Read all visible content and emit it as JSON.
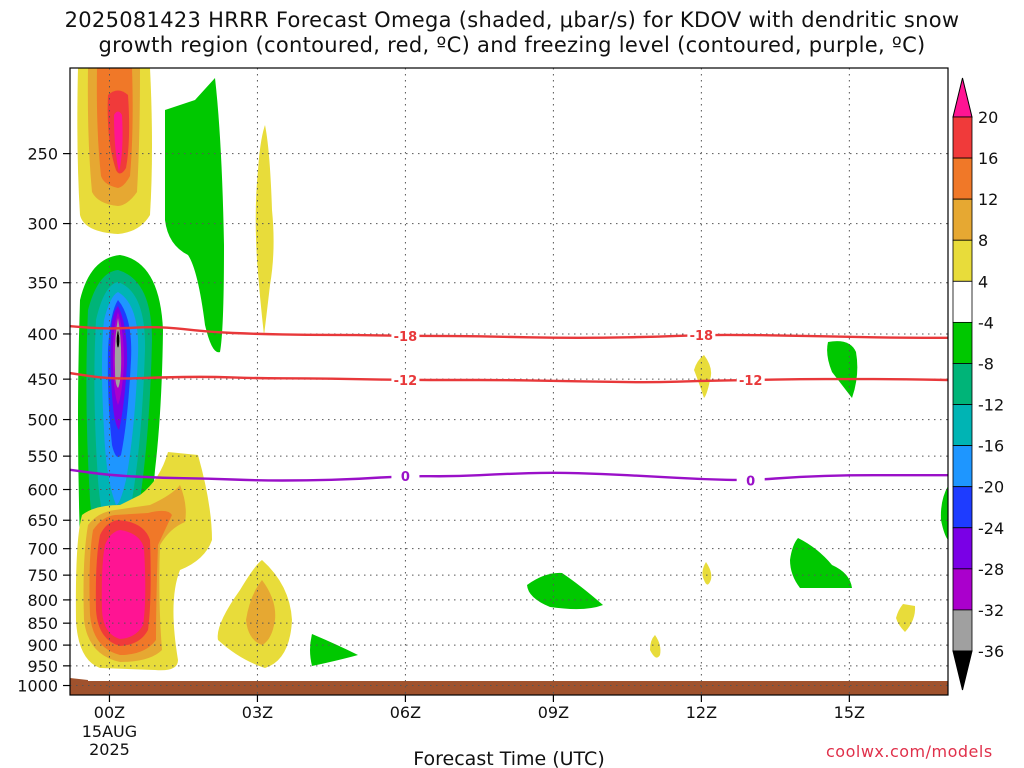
{
  "title": {
    "line1": "2025081423 HRRR Forecast Omega (shaded, μbar/s) for KDOV with dendritic snow",
    "line2": "growth region (contoured, red, ºC) and freezing level (contoured, purple, ºC)"
  },
  "credit": "coolwx.com/models",
  "chart_data": {
    "type": "contour",
    "title": "2025081423 HRRR Forecast Omega (shaded, μbar/s) for KDOV with dendritic snow growth region (contoured, red, ºC) and freezing level (contoured, purple, ºC)",
    "xlabel": "Forecast Time (UTC)",
    "ylabel": "",
    "x_range_hours": [
      -0.8,
      17
    ],
    "y_range_hpa": [
      1025,
      200
    ],
    "y_scale": "log-pressure",
    "x_ticks": [
      {
        "hour": 0,
        "label": "00Z",
        "sub1": "15AUG",
        "sub2": "2025"
      },
      {
        "hour": 3,
        "label": "03Z"
      },
      {
        "hour": 6,
        "label": "06Z"
      },
      {
        "hour": 9,
        "label": "09Z"
      },
      {
        "hour": 12,
        "label": "12Z"
      },
      {
        "hour": 15,
        "label": "15Z"
      }
    ],
    "y_ticks": [
      250,
      300,
      350,
      400,
      450,
      500,
      550,
      600,
      650,
      700,
      750,
      800,
      850,
      900,
      950,
      1000
    ],
    "grid": true,
    "colorbar": {
      "labels": [
        "20",
        "16",
        "12",
        "8",
        "4",
        "-4",
        "-8",
        "-12",
        "-16",
        "-20",
        "-24",
        "-28",
        "-32",
        "-36"
      ],
      "colors": [
        "#ff1493",
        "#f03a3a",
        "#f07828",
        "#e6a832",
        "#e8dc3a",
        "#ffffff",
        "#00c800",
        "#00b478",
        "#00b4b4",
        "#1e96ff",
        "#1e3cff",
        "#7a00e6",
        "#aa00cc",
        "#a0a0a0",
        "#000000"
      ]
    },
    "contours": [
      {
        "value": "-18",
        "color": "#e8383a",
        "points": [
          [
            -0.8,
            392
          ],
          [
            0,
            395
          ],
          [
            1,
            392
          ],
          [
            2,
            398
          ],
          [
            3,
            400
          ],
          [
            4,
            401
          ],
          [
            5,
            401
          ],
          [
            6,
            402
          ],
          [
            7,
            402
          ],
          [
            8,
            403
          ],
          [
            9,
            404
          ],
          [
            10,
            404
          ],
          [
            11,
            403
          ],
          [
            12,
            401
          ],
          [
            13,
            401
          ],
          [
            14,
            402
          ],
          [
            15,
            403
          ],
          [
            16,
            404
          ],
          [
            17,
            404
          ]
        ],
        "label_hours": [
          6,
          12
        ]
      },
      {
        "value": "-12",
        "color": "#e8383a",
        "points": [
          [
            -0.8,
            443
          ],
          [
            0,
            450
          ],
          [
            1,
            448
          ],
          [
            2,
            447
          ],
          [
            3,
            449
          ],
          [
            4,
            449
          ],
          [
            5,
            450
          ],
          [
            6,
            451
          ],
          [
            7,
            451
          ],
          [
            8,
            451
          ],
          [
            9,
            452
          ],
          [
            10,
            453
          ],
          [
            11,
            454
          ],
          [
            12,
            452
          ],
          [
            13,
            451
          ],
          [
            14,
            450
          ],
          [
            15,
            450
          ],
          [
            16,
            450
          ],
          [
            17,
            451
          ]
        ],
        "label_hours": [
          6,
          13
        ]
      },
      {
        "value": "0",
        "color": "#9a10c8",
        "points": [
          [
            -0.8,
            570
          ],
          [
            0,
            578
          ],
          [
            1,
            582
          ],
          [
            2,
            583
          ],
          [
            3,
            586
          ],
          [
            4,
            586
          ],
          [
            5,
            584
          ],
          [
            6,
            579
          ],
          [
            7,
            580
          ],
          [
            8,
            576
          ],
          [
            9,
            574
          ],
          [
            10,
            576
          ],
          [
            11,
            580
          ],
          [
            12,
            584
          ],
          [
            13,
            586
          ],
          [
            14,
            580
          ],
          [
            15,
            578
          ],
          [
            16,
            578
          ],
          [
            17,
            578
          ]
        ],
        "label_hours": [
          6,
          13
        ]
      }
    ]
  }
}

—————

Brief >>
Write out the material above again, word for word, minus its pictures.

Worked solution >>
Read all visible content and emit it as JSON.
{
  "title": {
    "line1": "2025081423 HRRR Forecast Omega (shaded, μbar/s) for KDOV with dendritic snow",
    "line2": "growth region (contoured, red, ºC) and freezing level (contoured, purple, ºC)"
  },
  "credit": "coolwx.com/models",
  "chart_data": {
    "type": "contour",
    "title": "2025081423 HRRR Forecast Omega (shaded, μbar/s) for KDOV with dendritic snow growth region (contoured, red, ºC) and freezing level (contoured, purple, ºC)",
    "xlabel": "Forecast Time (UTC)",
    "ylabel": "",
    "x_range_hours": [
      -0.8,
      17
    ],
    "y_range_hpa": [
      1025,
      200
    ],
    "y_scale": "log-pressure",
    "x_ticks": [
      {
        "hour": 0,
        "label": "00Z",
        "sub1": "15AUG",
        "sub2": "2025"
      },
      {
        "hour": 3,
        "label": "03Z"
      },
      {
        "hour": 6,
        "label": "06Z"
      },
      {
        "hour": 9,
        "label": "09Z"
      },
      {
        "hour": 12,
        "label": "12Z"
      },
      {
        "hour": 15,
        "label": "15Z"
      }
    ],
    "y_ticks": [
      250,
      300,
      350,
      400,
      450,
      500,
      550,
      600,
      650,
      700,
      750,
      800,
      850,
      900,
      950,
      1000
    ],
    "grid": true,
    "colorbar": {
      "labels": [
        "20",
        "16",
        "12",
        "8",
        "4",
        "-4",
        "-8",
        "-12",
        "-16",
        "-20",
        "-24",
        "-28",
        "-32",
        "-36"
      ],
      "colors": [
        "#ff1493",
        "#f03a3a",
        "#f07828",
        "#e6a832",
        "#e8dc3a",
        "#ffffff",
        "#00c800",
        "#00b478",
        "#00b4b4",
        "#1e96ff",
        "#1e3cff",
        "#7a00e6",
        "#aa00cc",
        "#a0a0a0",
        "#000000"
      ]
    },
    "contours": [
      {
        "value": "-18",
        "color": "#e8383a",
        "points": [
          [
            -0.8,
            392
          ],
          [
            0,
            395
          ],
          [
            1,
            392
          ],
          [
            2,
            398
          ],
          [
            3,
            400
          ],
          [
            4,
            401
          ],
          [
            5,
            401
          ],
          [
            6,
            402
          ],
          [
            7,
            402
          ],
          [
            8,
            403
          ],
          [
            9,
            404
          ],
          [
            10,
            404
          ],
          [
            11,
            403
          ],
          [
            12,
            401
          ],
          [
            13,
            401
          ],
          [
            14,
            402
          ],
          [
            15,
            403
          ],
          [
            16,
            404
          ],
          [
            17,
            404
          ]
        ],
        "label_hours": [
          6,
          12
        ]
      },
      {
        "value": "-12",
        "color": "#e8383a",
        "points": [
          [
            -0.8,
            443
          ],
          [
            0,
            450
          ],
          [
            1,
            448
          ],
          [
            2,
            447
          ],
          [
            3,
            449
          ],
          [
            4,
            449
          ],
          [
            5,
            450
          ],
          [
            6,
            451
          ],
          [
            7,
            451
          ],
          [
            8,
            451
          ],
          [
            9,
            452
          ],
          [
            10,
            453
          ],
          [
            11,
            454
          ],
          [
            12,
            452
          ],
          [
            13,
            451
          ],
          [
            14,
            450
          ],
          [
            15,
            450
          ],
          [
            16,
            450
          ],
          [
            17,
            451
          ]
        ],
        "label_hours": [
          6,
          13
        ]
      },
      {
        "value": "0",
        "color": "#9a10c8",
        "points": [
          [
            -0.8,
            570
          ],
          [
            0,
            578
          ],
          [
            1,
            582
          ],
          [
            2,
            583
          ],
          [
            3,
            586
          ],
          [
            4,
            586
          ],
          [
            5,
            584
          ],
          [
            6,
            579
          ],
          [
            7,
            580
          ],
          [
            8,
            576
          ],
          [
            9,
            574
          ],
          [
            10,
            576
          ],
          [
            11,
            580
          ],
          [
            12,
            584
          ],
          [
            13,
            586
          ],
          [
            14,
            580
          ],
          [
            15,
            578
          ],
          [
            16,
            578
          ],
          [
            17,
            578
          ]
        ],
        "label_hours": [
          6,
          13
        ]
      }
    ]
  }
}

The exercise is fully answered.